* _EXCERPTED DATA_
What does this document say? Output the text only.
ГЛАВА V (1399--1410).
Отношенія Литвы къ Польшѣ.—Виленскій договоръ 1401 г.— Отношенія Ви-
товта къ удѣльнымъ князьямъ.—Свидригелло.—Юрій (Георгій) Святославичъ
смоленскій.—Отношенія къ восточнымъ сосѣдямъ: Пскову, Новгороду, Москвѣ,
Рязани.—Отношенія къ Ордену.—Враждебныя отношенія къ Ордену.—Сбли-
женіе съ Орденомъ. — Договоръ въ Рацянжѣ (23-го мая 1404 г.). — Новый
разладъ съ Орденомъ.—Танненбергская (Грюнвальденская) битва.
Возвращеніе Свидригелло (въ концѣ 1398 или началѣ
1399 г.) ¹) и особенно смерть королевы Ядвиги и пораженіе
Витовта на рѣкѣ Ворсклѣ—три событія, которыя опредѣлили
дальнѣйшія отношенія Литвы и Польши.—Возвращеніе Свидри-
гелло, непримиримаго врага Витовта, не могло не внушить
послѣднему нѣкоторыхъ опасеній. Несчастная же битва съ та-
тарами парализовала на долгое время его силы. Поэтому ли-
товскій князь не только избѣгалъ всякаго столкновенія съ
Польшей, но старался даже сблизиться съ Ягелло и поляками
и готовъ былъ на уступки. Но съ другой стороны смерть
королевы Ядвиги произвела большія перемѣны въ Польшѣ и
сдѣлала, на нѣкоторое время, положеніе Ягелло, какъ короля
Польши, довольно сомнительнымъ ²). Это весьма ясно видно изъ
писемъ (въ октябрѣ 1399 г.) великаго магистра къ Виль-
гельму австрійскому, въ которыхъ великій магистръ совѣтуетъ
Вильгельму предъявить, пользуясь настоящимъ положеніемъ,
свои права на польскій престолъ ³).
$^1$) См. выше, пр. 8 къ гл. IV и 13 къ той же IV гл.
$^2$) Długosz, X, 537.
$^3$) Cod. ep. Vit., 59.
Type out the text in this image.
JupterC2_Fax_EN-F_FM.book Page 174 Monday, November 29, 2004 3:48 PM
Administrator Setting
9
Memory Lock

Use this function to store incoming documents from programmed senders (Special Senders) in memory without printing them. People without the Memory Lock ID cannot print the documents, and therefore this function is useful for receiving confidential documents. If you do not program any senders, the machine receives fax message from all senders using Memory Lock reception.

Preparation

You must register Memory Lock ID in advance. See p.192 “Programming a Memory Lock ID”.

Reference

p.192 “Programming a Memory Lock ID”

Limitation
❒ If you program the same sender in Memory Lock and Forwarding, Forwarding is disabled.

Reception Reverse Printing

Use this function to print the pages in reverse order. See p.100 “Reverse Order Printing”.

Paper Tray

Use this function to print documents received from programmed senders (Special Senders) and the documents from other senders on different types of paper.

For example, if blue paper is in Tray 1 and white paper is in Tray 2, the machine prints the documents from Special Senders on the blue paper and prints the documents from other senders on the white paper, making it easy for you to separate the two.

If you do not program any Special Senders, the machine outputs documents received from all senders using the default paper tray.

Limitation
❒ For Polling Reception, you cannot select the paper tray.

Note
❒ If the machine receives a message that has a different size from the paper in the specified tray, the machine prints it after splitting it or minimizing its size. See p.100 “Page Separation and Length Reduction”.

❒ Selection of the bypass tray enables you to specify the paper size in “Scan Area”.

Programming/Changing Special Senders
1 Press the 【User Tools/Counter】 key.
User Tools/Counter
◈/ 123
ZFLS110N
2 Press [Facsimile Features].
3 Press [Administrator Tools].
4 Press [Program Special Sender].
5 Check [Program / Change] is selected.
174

* _SET EXERCISE_
Copy out all of the data exactly, leaving nothing out.

* _EXERCISE SOLUTION_
What does this document say? Output the text only.
ГЛАВА V (1399--1410).
Отношенія Литвы къ Польшѣ.—Виленскій договоръ 1401 г.— Отношенія Ви-
товта къ удѣльнымъ князьямъ.—Свидригелло.—Юрій (Георгій) Святославичъ
смоленскій.—Отношенія къ восточнымъ сосѣдямъ: Пскову, Новгороду, Москвѣ,
Рязани.—Отношенія къ Ордену.—Враждебныя отношенія къ Ордену.—Сбли-
женіе съ Орденомъ. — Договоръ въ Рацянжѣ (23-го мая 1404 г.). — Новый
разладъ съ Орденомъ.—Танненбергская (Грюнвальденская) битва.
Возвращеніе Свидригелло (въ концѣ 1398 или началѣ
1399 г.) ¹) и особенно смерть королевы Ядвиги и пораженіе
Витовта на рѣкѣ Ворсклѣ—три событія, которыя опредѣлили
дальнѣйшія отношенія Литвы и Польши.—Возвращеніе Свидри-
гелло, непримиримаго врага Витовта, не могло не внушить
послѣднему нѣкоторыхъ опасеній. Несчастная же битва съ та-
тарами парализовала на долгое время его силы. Поэтому ли-
товскій князь не только избѣгалъ всякаго столкновенія съ
Польшей, но старался даже сблизиться съ Ягелло и поляками
и готовъ былъ на уступки. Но съ другой стороны смерть
королевы Ядвиги произвела большія перемѣны въ Польшѣ и
сдѣлала, на нѣкоторое время, положеніе Ягелло, какъ короля
Польши, довольно сомнительнымъ ²). Это весьма ясно видно изъ
писемъ (въ октябрѣ 1399 г.) великаго магистра къ Виль-
гельму австрійскому, въ которыхъ великій магистръ совѣтуетъ
Вильгельму предъявить, пользуясь настоящимъ положеніемъ,
свои права на польскій престолъ ³).
$^1$) См. выше, пр. 8 къ гл. IV и 13 къ той же IV гл.
$^2$) Długosz, X, 537.
$^3$) Cod. ep. Vit., 59.
Type out the text in this image.
JupterC2_Fax_EN-F_FM.book Page 174 Monday, November 29, 2004 3:48 PM
Administrator Setting
9
Memory Lock

Use this function to store incoming documents from programmed senders (Special Senders) in memory without printing them. People without the Memory Lock ID cannot print the documents, and therefore this function is useful for receiving confidential documents. If you do not program any senders, the machine receives fax message from all senders using Memory Lock reception.

Preparation

You must register Memory Lock ID in advance. See p.192 “Programming a Memory Lock ID”.

Reference

p.192 “Programming a Memory Lock ID”

Limitation
❒ If you program the same sender in Memory Lock and Forwarding, Forwarding is disabled.

Reception Reverse Printing

Use this function to print the pages in reverse order. See p.100 “Reverse Order Printing”.

Paper Tray

Use this function to print documents received from programmed senders (Special Senders) and the documents from other senders on different types of paper.

For example, if blue paper is in Tray 1 and white paper is in Tray 2, the machine prints the documents from Special Senders on the blue paper and prints the documents from other senders on the white paper, making it easy for you to separate the two.

If you do not program any Special Senders, the machine outputs documents received from all senders using the default paper tray.

Limitation
❒ For Polling Reception, you cannot select the paper tray.

Note
❒ If the machine receives a message that has a different size from the paper in the specified tray, the machine prints it after splitting it or minimizing its size. See p.100 “Page Separation and Length Reduction”.

❒ Selection of the bypass tray enables you to specify the paper size in “Scan Area”.

Programming/Changing Special Senders
1 Press the 【User Tools/Counter】 key.
User Tools/Counter
◈/ 123
ZFLS110N
2 Press [Facsimile Features].
3 Press [Administrator Tools].
4 Press [Program Special Sender].
5 Check [Program / Change] is selected.
174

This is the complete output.